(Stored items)
--- Start ---

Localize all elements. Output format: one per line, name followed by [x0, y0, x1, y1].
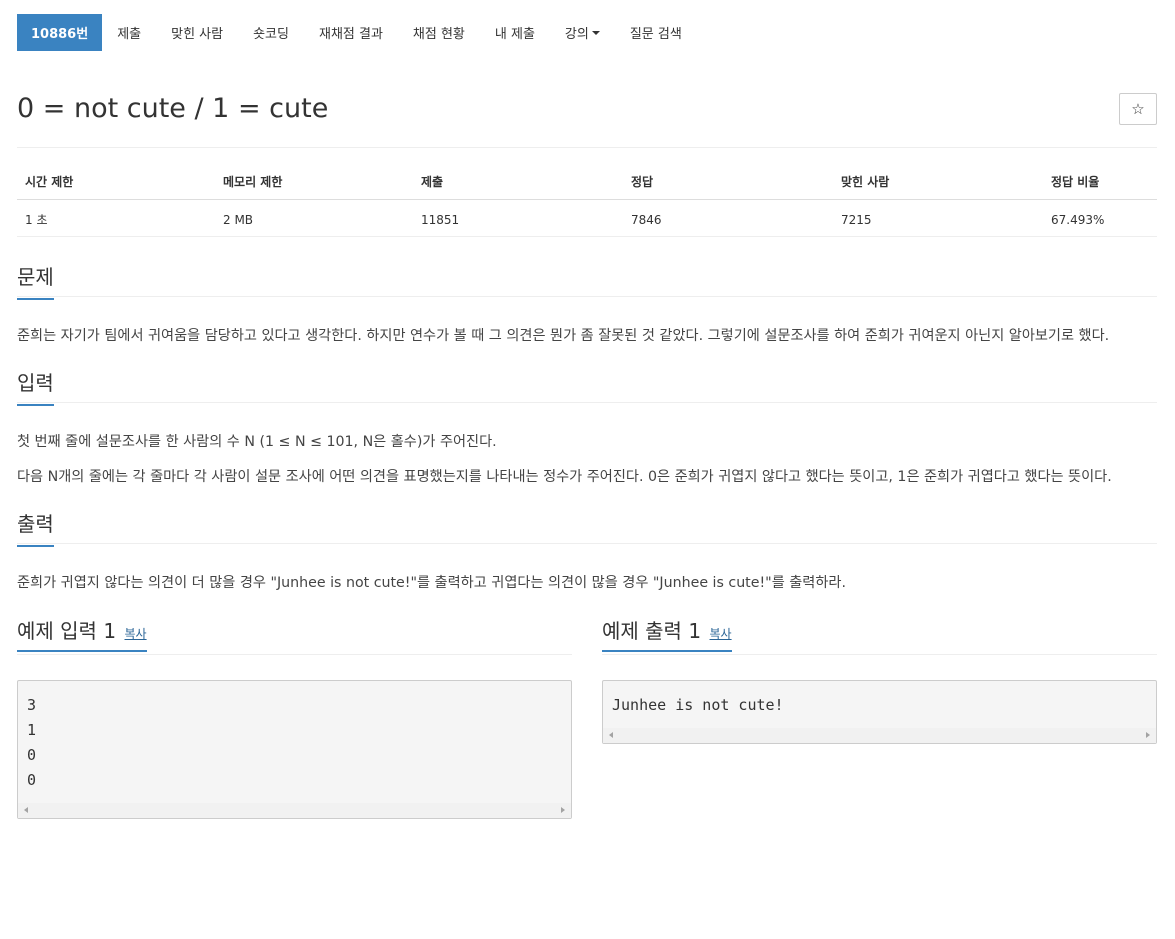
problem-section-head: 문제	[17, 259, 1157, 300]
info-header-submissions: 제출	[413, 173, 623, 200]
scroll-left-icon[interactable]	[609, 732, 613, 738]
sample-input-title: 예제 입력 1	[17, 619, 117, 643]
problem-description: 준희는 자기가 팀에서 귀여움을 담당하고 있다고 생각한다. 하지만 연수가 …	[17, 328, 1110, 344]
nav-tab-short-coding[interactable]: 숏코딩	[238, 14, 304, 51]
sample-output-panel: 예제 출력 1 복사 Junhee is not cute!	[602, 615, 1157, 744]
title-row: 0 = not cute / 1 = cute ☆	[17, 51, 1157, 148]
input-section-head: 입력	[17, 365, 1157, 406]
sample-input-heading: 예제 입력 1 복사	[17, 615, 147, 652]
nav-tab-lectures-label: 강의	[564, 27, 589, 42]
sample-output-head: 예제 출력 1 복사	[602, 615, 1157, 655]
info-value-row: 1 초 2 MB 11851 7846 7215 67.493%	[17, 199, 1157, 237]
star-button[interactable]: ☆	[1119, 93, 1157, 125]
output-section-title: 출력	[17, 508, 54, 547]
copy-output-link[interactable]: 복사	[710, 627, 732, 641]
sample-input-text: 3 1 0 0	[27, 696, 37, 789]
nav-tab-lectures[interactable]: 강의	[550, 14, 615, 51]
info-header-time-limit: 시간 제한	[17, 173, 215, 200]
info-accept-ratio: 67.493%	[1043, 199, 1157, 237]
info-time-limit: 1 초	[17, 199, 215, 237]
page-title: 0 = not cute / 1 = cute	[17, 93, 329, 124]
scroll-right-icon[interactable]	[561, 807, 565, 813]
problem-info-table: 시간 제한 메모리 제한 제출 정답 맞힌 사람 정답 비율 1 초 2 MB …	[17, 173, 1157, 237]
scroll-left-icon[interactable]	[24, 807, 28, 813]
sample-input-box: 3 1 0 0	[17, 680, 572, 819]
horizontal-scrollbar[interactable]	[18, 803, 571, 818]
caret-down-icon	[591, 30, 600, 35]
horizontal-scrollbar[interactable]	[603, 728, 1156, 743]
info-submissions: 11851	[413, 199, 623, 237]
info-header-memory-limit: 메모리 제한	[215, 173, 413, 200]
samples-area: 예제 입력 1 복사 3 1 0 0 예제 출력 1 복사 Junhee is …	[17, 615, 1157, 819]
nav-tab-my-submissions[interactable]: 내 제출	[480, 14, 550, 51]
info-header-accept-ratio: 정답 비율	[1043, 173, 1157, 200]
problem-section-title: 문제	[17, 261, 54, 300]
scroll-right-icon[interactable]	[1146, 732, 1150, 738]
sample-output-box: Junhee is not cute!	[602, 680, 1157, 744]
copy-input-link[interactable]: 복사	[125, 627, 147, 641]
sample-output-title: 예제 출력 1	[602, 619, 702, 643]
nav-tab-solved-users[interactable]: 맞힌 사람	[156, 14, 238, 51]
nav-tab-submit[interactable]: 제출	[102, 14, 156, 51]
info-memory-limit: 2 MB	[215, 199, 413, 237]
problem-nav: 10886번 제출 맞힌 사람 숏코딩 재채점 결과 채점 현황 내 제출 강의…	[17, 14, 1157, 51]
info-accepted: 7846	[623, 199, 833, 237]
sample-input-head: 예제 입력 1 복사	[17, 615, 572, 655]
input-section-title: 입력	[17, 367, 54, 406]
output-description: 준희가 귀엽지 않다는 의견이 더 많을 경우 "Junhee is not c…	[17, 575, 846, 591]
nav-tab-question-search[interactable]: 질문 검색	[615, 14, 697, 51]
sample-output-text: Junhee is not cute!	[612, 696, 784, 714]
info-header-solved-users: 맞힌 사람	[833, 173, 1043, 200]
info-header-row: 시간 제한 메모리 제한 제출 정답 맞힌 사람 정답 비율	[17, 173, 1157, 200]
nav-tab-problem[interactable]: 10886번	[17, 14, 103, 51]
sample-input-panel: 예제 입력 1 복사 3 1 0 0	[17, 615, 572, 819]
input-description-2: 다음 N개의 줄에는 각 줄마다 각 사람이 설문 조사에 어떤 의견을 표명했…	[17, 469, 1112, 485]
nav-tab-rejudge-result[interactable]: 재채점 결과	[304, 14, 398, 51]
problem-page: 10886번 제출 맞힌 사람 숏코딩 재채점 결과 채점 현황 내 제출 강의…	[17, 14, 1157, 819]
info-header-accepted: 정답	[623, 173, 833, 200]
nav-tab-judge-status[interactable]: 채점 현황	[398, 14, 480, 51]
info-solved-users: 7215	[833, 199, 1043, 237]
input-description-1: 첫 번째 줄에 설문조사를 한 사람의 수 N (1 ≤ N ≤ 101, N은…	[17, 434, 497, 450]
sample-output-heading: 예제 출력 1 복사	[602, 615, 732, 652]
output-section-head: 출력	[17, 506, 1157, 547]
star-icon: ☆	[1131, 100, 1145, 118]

--- End ---

*Aim*:
Can you copy the data above line for line, leaving out the picture?

*Task answer*:
Localize all elements. Output format: one per line, name followed by [x0, y0, x1, y1].
problem-section-head: 문제	[17, 259, 1157, 300]
info-header-submissions: 제출	[413, 173, 623, 200]
scroll-left-icon[interactable]	[609, 732, 613, 738]
sample-input-title: 예제 입력 1	[17, 619, 117, 643]
problem-description: 준희는 자기가 팀에서 귀여움을 담당하고 있다고 생각한다. 하지만 연수가 …	[17, 328, 1110, 344]
nav-tab-short-coding[interactable]: 숏코딩	[238, 14, 304, 51]
sample-output-panel: 예제 출력 1 복사 Junhee is not cute!	[602, 615, 1157, 744]
title-row: 0 = not cute / 1 = cute ☆	[17, 51, 1157, 148]
input-section-head: 입력	[17, 365, 1157, 406]
sample-input-heading: 예제 입력 1 복사	[17, 615, 147, 652]
nav-tab-lectures-label: 강의	[564, 27, 589, 42]
sample-output-head: 예제 출력 1 복사	[602, 615, 1157, 655]
info-value-row: 1 초 2 MB 11851 7846 7215 67.493%	[17, 199, 1157, 237]
star-button[interactable]: ☆	[1119, 93, 1157, 125]
output-section-title: 출력	[17, 508, 54, 547]
copy-output-link[interactable]: 복사	[710, 627, 732, 641]
sample-input-text: 3 1 0 0	[27, 696, 37, 789]
nav-tab-lectures[interactable]: 강의	[550, 14, 615, 51]
info-header-time-limit: 시간 제한	[17, 173, 215, 200]
info-accept-ratio: 67.493%	[1043, 199, 1157, 237]
info-time-limit: 1 초	[17, 199, 215, 237]
page-title: 0 = not cute / 1 = cute	[17, 93, 329, 124]
scroll-right-icon[interactable]	[561, 807, 565, 813]
problem-info-table: 시간 제한 메모리 제한 제출 정답 맞힌 사람 정답 비율 1 초 2 MB …	[17, 173, 1157, 237]
scroll-left-icon[interactable]	[24, 807, 28, 813]
sample-input-box: 3 1 0 0	[17, 680, 572, 819]
horizontal-scrollbar[interactable]	[18, 803, 571, 818]
caret-down-icon	[591, 30, 600, 35]
horizontal-scrollbar[interactable]	[603, 728, 1156, 743]
info-submissions: 11851	[413, 199, 623, 237]
info-header-memory-limit: 메모리 제한	[215, 173, 413, 200]
samples-area: 예제 입력 1 복사 3 1 0 0 예제 출력 1 복사 Junhee is …	[17, 615, 1157, 819]
nav-tab-my-submissions[interactable]: 내 제출	[480, 14, 550, 51]
info-header-accept-ratio: 정답 비율	[1043, 173, 1157, 200]
problem-section-title: 문제	[17, 261, 54, 300]
scroll-right-icon[interactable]	[1146, 732, 1150, 738]
sample-output-box: Junhee is not cute!	[602, 680, 1157, 744]
copy-input-link[interactable]: 복사	[125, 627, 147, 641]
sample-output-title: 예제 출력 1	[602, 619, 702, 643]
nav-tab-solved-users[interactable]: 맞힌 사람	[156, 14, 238, 51]
nav-tab-submit[interactable]: 제출	[102, 14, 156, 51]
info-memory-limit: 2 MB	[215, 199, 413, 237]
problem-nav: 10886번 제출 맞힌 사람 숏코딩 재채점 결과 채점 현황 내 제출 강의…	[17, 14, 1157, 51]
info-accepted: 7846	[623, 199, 833, 237]
sample-input-head: 예제 입력 1 복사	[17, 615, 572, 655]
input-section-title: 입력	[17, 367, 54, 406]
output-description: 준희가 귀엽지 않다는 의견이 더 많을 경우 "Junhee is not c…	[17, 575, 846, 591]
nav-tab-question-search[interactable]: 질문 검색	[615, 14, 697, 51]
sample-output-text: Junhee is not cute!	[612, 696, 784, 714]
info-header-solved-users: 맞힌 사람	[833, 173, 1043, 200]
info-header-row: 시간 제한 메모리 제한 제출 정답 맞힌 사람 정답 비율	[17, 173, 1157, 200]
nav-tab-problem[interactable]: 10886번	[17, 14, 103, 51]
sample-input-panel: 예제 입력 1 복사 3 1 0 0	[17, 615, 572, 819]
input-description-2: 다음 N개의 줄에는 각 줄마다 각 사람이 설문 조사에 어떤 의견을 표명했…	[17, 469, 1112, 485]
nav-tab-rejudge-result[interactable]: 재채점 결과	[304, 14, 398, 51]
problem-page: 10886번 제출 맞힌 사람 숏코딩 재채점 결과 채점 현황 내 제출 강의…	[17, 14, 1157, 819]
info-header-accepted: 정답	[623, 173, 833, 200]
nav-tab-judge-status[interactable]: 채점 현황	[398, 14, 480, 51]
info-solved-users: 7215	[833, 199, 1043, 237]
input-description-1: 첫 번째 줄에 설문조사를 한 사람의 수 N (1 ≤ N ≤ 101, N은…	[17, 434, 497, 450]
sample-output-heading: 예제 출력 1 복사	[602, 615, 732, 652]
output-section-head: 출력	[17, 506, 1157, 547]
star-icon: ☆	[1131, 100, 1145, 118]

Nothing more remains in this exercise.